● Dataset excerpts:

* * *

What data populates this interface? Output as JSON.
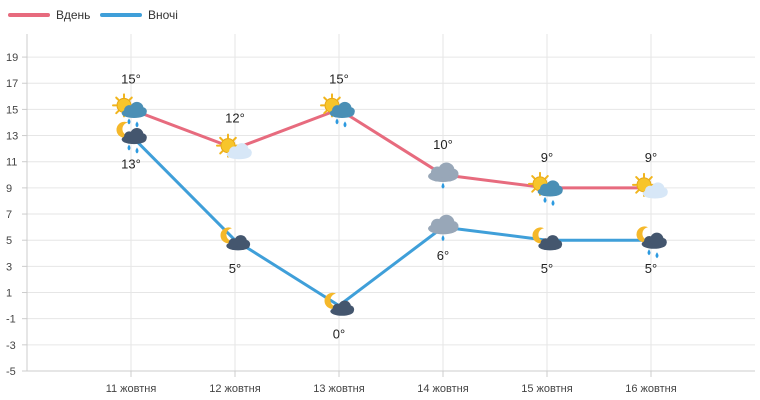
{
  "colors": {
    "day": "#e76b7e",
    "night": "#3f9fd9",
    "grid": "#e6e6e6",
    "axis": "#cccccc",
    "text": "#444444"
  },
  "legend": {
    "day_label": "Вдень",
    "night_label": "Вночі"
  },
  "chart_data": {
    "type": "line",
    "categories": [
      "11 жовтня",
      "12 жовтня",
      "13 жовтня",
      "14 жовтня",
      "15 жовтня",
      "16 жовтня"
    ],
    "series": [
      {
        "name": "Вдень",
        "values": [
          15,
          12,
          15,
          10,
          9,
          9
        ],
        "labels": [
          "15°",
          "12°",
          "15°",
          "10°",
          "9°",
          "9°"
        ],
        "icons": [
          "sun-cloud-rain-icon",
          "sun-cloud-icon",
          "sun-cloud-rain-icon",
          "cloud-rain-icon",
          "sun-cloud-rain-icon",
          "sun-cloud-icon"
        ]
      },
      {
        "name": "Вночі",
        "values": [
          13,
          5,
          0,
          6,
          5,
          5
        ],
        "labels": [
          "13°",
          "5°",
          "0°",
          "6°",
          "5°",
          "5°"
        ],
        "icons": [
          "moon-cloud-rain-icon",
          "moon-cloud-icon",
          "moon-cloud-icon",
          "cloud-rain-icon",
          "moon-cloud-icon",
          "moon-cloud-rain-icon"
        ]
      }
    ],
    "y_ticks": [
      19,
      17,
      15,
      13,
      11,
      9,
      7,
      5,
      3,
      1,
      -1,
      -3,
      -5
    ],
    "ylim": [
      -5,
      20
    ],
    "grid": true,
    "legend_position": "top-left"
  }
}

* * *

Skip the images and write out the rest of the listing exactly.

● Written response:
What data populates this interface? Output as JSON.
{
  "colors": {
    "day": "#e76b7e",
    "night": "#3f9fd9",
    "grid": "#e6e6e6",
    "axis": "#cccccc",
    "text": "#444444"
  },
  "legend": {
    "day_label": "Вдень",
    "night_label": "Вночі"
  },
  "chart_data": {
    "type": "line",
    "categories": [
      "11 жовтня",
      "12 жовтня",
      "13 жовтня",
      "14 жовтня",
      "15 жовтня",
      "16 жовтня"
    ],
    "series": [
      {
        "name": "Вдень",
        "values": [
          15,
          12,
          15,
          10,
          9,
          9
        ],
        "labels": [
          "15°",
          "12°",
          "15°",
          "10°",
          "9°",
          "9°"
        ],
        "icons": [
          "sun-cloud-rain-icon",
          "sun-cloud-icon",
          "sun-cloud-rain-icon",
          "cloud-rain-icon",
          "sun-cloud-rain-icon",
          "sun-cloud-icon"
        ]
      },
      {
        "name": "Вночі",
        "values": [
          13,
          5,
          0,
          6,
          5,
          5
        ],
        "labels": [
          "13°",
          "5°",
          "0°",
          "6°",
          "5°",
          "5°"
        ],
        "icons": [
          "moon-cloud-rain-icon",
          "moon-cloud-icon",
          "moon-cloud-icon",
          "cloud-rain-icon",
          "moon-cloud-icon",
          "moon-cloud-rain-icon"
        ]
      }
    ],
    "y_ticks": [
      19,
      17,
      15,
      13,
      11,
      9,
      7,
      5,
      3,
      1,
      -1,
      -3,
      -5
    ],
    "ylim": [
      -5,
      20
    ],
    "grid": true,
    "legend_position": "top-left"
  }
}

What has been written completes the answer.